Адъютант Суворова П. Н. Ивашев подробно рассказал об одном их свидании. На другой день по прибытии в столицу после аудиенции в Зимнем дворце "граф не желал никого принимать, кроме избранных лиц; первого он дружески принял Г. Р. Державина в своей спальне; будучи едва прикрыт одеждою, долго с ним беседовал и даже удерживал, казалось, для того, чтобы он был свидетелем различия приемов посетителям; многие знатные особы, принадлежащие ко двору, поспешили до его обеда (в Петербурге назначен был для обеда 12-й час) с визитом, но не были принимаемы: велено было принять одного князя П. А. Зубова. Зубов приехал в 10 часов; Суворов принял его в дверях своей спальни, так же точно одетый, как бывал в лагерной своей палатке в жаркое время (в одной рубахе. — Авт.); после недолгой беседы он проводил князя до дверей... и, сказав Державину "vice-versa" (обратно. — Авт.), оставил его у себя обедать.

Доступные данные
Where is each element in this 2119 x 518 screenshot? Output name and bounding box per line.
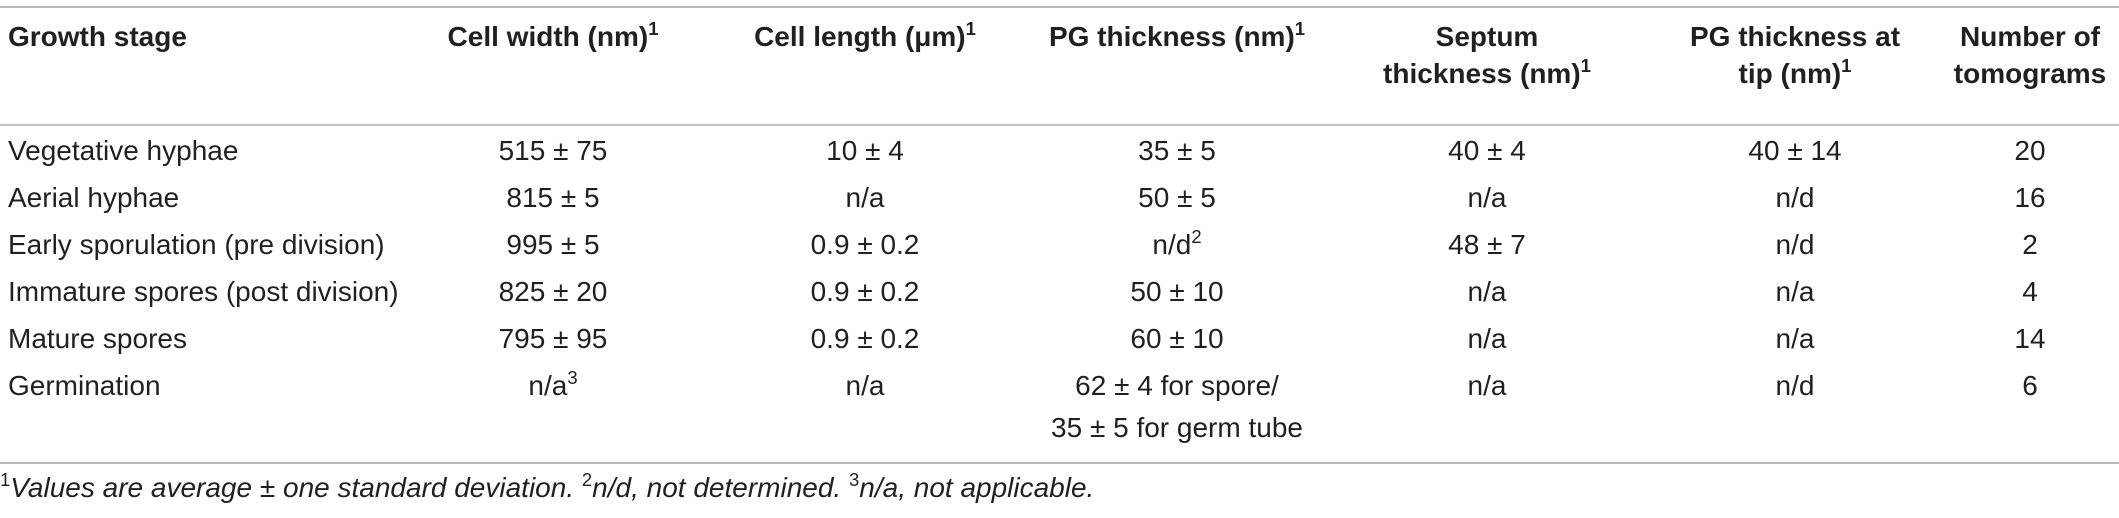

Что нужно сделать
**1)** В котором часу князь П. А. Зубов приехал к Суворову, если верить фрагменту о Суворове?
**2)** Выпишите из фрагмента о Суворове отрывок между словами "Адъютант Суворова П." и "у себя обедать." включительно.
**3)** Назовите всех людей, которых фрагмент о Суворове упоминает по фамилии.
Отвечайте, опираясь только на фрагмент о Суворове.

Выполненное задание
**1)** В 10 часов.

**2)**
Адъютант Суворова П. Н. Ивашев подробно рассказал об одном их свидании. На другой день по прибытии в столицу после аудиенции в Зимнем дворце "граф не желал никого принимать, кроме избранных лиц; первого он дружески принял Г. Р. Державина в своей спальне; будучи едва прикрыт одеждою, долго с ним беседовал и даже удерживал, казалось, для того, чтобы он был свидетелем различия приемов посетителям; многие знатные особы, принадлежащие ко двору, поспешили до его обеда (в Петербурге назначен был для обеда 12-й час) с визитом, но не были принимаемы: велено было принять одного князя П. А. Зубова. Зубов приехал в 10 часов; Суворов принял его в дверях своей спальни, так же точно одетый, как бывал в лагерной своей палатке в жаркое время (в одной рубахе. — Авт.); после недолгой беседы он проводил князя до дверей... и, сказав Державину "vice-versa" (обратно. — Авт.), оставил его у себя обедать.

**3)** Суворов, П. Н. Ивашев, Г. Р. Державин, П. А. Зубов.